### WHAT IS ASKED
Can you quote the material word for word from its first line through the line containing "calendar-panel: 7 09月20日", including both of those lines?

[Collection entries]
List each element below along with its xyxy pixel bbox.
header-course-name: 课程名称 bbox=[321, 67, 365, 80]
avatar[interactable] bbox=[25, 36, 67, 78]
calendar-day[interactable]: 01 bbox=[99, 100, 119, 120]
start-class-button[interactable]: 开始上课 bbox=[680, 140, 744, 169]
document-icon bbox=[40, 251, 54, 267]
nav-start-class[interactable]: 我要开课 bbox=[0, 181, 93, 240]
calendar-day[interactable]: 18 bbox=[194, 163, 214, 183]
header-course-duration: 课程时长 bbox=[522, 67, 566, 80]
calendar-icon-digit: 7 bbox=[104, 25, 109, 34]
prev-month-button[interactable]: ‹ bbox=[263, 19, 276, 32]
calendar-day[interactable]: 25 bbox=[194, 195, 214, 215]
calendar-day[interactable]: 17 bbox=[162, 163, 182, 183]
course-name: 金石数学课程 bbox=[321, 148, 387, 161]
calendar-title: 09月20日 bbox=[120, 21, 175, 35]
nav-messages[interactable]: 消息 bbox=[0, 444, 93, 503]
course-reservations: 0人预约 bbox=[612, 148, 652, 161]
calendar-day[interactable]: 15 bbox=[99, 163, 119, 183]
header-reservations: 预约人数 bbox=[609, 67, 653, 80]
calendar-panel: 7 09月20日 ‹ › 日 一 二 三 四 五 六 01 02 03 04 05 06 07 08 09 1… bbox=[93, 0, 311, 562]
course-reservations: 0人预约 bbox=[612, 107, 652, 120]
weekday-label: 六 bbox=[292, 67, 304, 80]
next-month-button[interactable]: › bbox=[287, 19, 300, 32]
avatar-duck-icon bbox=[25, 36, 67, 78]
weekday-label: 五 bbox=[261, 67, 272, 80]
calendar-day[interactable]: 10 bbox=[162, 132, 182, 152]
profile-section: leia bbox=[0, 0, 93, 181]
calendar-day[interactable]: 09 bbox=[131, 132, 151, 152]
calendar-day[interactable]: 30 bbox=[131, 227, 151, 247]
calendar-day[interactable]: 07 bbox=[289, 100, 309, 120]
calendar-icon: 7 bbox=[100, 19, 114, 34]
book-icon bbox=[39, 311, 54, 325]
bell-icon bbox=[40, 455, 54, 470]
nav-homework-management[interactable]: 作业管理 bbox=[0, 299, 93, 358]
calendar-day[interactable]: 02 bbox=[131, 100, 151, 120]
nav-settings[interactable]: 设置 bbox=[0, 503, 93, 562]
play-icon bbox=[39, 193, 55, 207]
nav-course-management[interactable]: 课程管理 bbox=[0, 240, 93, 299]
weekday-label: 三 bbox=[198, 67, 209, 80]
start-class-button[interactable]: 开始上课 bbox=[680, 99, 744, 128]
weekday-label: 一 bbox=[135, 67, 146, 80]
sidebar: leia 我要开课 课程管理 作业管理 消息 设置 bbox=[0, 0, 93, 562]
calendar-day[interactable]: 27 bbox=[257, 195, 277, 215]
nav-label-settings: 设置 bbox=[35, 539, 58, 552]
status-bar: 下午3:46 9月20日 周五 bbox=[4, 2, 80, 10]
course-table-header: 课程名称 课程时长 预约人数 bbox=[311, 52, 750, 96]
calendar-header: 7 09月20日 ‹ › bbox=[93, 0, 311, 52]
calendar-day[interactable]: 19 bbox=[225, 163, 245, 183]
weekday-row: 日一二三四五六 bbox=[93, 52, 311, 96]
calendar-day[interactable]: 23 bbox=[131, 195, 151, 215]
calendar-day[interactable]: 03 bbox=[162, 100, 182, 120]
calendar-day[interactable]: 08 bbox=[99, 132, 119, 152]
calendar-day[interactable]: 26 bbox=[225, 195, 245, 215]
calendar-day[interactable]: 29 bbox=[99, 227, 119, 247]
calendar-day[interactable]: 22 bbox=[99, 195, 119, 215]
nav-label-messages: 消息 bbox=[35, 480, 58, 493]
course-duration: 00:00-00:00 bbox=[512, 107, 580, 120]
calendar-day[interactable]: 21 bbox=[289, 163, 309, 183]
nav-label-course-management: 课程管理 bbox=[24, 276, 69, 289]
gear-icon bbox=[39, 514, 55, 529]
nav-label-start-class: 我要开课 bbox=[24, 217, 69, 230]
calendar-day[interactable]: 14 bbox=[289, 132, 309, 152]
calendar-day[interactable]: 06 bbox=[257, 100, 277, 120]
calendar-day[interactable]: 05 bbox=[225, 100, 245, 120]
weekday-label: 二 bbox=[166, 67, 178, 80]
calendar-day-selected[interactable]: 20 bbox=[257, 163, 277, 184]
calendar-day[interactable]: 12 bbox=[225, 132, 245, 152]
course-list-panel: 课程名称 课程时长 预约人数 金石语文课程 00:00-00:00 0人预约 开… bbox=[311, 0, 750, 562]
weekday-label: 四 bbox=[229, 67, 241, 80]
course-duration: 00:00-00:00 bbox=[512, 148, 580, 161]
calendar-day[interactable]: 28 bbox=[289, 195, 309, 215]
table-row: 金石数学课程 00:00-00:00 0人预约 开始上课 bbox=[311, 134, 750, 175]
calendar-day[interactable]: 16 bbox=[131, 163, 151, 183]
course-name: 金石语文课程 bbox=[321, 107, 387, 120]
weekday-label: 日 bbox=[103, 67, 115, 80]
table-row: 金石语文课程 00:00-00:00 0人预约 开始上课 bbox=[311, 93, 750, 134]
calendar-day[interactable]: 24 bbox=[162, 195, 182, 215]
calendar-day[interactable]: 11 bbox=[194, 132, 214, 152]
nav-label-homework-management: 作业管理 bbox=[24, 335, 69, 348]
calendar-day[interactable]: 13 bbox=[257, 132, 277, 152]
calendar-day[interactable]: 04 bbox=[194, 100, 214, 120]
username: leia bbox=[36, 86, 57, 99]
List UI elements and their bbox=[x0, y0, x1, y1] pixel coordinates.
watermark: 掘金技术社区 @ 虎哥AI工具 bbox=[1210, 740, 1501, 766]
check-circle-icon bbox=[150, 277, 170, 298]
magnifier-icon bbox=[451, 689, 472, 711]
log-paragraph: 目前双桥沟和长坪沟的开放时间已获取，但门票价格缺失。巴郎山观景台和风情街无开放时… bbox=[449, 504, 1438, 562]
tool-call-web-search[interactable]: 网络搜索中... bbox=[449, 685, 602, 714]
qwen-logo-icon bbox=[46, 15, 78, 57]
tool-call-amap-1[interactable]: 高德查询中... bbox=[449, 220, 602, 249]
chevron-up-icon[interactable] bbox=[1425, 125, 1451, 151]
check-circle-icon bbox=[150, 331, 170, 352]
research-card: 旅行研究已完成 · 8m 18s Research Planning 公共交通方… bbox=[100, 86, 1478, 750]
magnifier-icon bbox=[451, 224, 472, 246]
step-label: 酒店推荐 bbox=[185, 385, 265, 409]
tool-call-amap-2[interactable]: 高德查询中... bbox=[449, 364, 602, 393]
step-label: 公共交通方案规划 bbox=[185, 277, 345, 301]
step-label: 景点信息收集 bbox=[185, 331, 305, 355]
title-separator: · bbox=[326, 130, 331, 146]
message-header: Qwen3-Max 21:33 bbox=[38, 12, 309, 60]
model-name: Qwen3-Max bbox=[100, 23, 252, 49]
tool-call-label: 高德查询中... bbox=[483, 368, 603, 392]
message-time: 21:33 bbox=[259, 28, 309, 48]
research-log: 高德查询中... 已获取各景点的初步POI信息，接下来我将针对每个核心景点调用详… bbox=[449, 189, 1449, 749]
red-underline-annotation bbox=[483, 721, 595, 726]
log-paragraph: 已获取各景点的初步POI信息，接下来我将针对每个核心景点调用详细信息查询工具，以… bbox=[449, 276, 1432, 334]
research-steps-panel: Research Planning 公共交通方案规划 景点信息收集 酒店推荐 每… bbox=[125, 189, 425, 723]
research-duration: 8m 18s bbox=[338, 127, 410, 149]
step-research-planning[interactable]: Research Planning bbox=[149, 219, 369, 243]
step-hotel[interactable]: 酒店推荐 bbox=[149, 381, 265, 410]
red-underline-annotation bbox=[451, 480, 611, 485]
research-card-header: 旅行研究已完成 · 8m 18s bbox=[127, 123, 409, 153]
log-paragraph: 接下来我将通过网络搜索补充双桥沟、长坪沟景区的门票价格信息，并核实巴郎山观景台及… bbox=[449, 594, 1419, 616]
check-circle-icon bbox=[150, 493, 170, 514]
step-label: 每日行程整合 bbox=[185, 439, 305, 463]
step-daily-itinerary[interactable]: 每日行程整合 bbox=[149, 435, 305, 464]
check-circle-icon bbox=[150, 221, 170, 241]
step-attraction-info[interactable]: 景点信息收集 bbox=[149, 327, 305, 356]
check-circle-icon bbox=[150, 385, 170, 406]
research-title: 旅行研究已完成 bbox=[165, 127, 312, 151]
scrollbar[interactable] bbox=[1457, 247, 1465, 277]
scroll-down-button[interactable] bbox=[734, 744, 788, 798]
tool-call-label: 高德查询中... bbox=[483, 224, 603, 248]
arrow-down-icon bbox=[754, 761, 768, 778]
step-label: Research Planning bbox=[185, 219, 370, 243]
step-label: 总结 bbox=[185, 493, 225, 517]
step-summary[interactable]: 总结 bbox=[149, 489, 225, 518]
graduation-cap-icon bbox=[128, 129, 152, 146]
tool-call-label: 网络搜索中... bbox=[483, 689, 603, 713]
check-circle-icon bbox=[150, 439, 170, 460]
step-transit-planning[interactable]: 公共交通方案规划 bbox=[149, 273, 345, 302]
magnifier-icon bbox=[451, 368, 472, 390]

### CORRECT RESULT
List each element below along with its xyxy pixel bbox.
header-course-name: 课程名称 bbox=[321, 67, 365, 80]
avatar[interactable] bbox=[25, 36, 67, 78]
calendar-day[interactable]: 01 bbox=[99, 100, 119, 120]
start-class-button[interactable]: 开始上课 bbox=[680, 140, 744, 169]
document-icon bbox=[40, 251, 54, 267]
nav-start-class[interactable]: 我要开课 bbox=[0, 181, 93, 240]
calendar-day[interactable]: 18 bbox=[194, 163, 214, 183]
header-course-duration: 课程时长 bbox=[522, 67, 566, 80]
calendar-icon-digit: 7 bbox=[104, 25, 109, 34]
prev-month-button[interactable]: ‹ bbox=[263, 19, 276, 32]
calendar-day[interactable]: 25 bbox=[194, 195, 214, 215]
calendar-day[interactable]: 17 bbox=[162, 163, 182, 183]
course-name: 金石数学课程 bbox=[321, 148, 387, 161]
calendar-title: 09月20日 bbox=[120, 21, 175, 35]
nav-messages[interactable]: 消息 bbox=[0, 444, 93, 503]
course-reservations: 0人预约 bbox=[612, 148, 652, 161]
calendar-day[interactable]: 15 bbox=[99, 163, 119, 183]
header-reservations: 预约人数 bbox=[609, 67, 653, 80]
calendar-panel: 7 09月20日 ‹ › 日 一 二 三 四 五 六 01 02 03 04 05 06 07 08 09 1… bbox=[93, 0, 311, 562]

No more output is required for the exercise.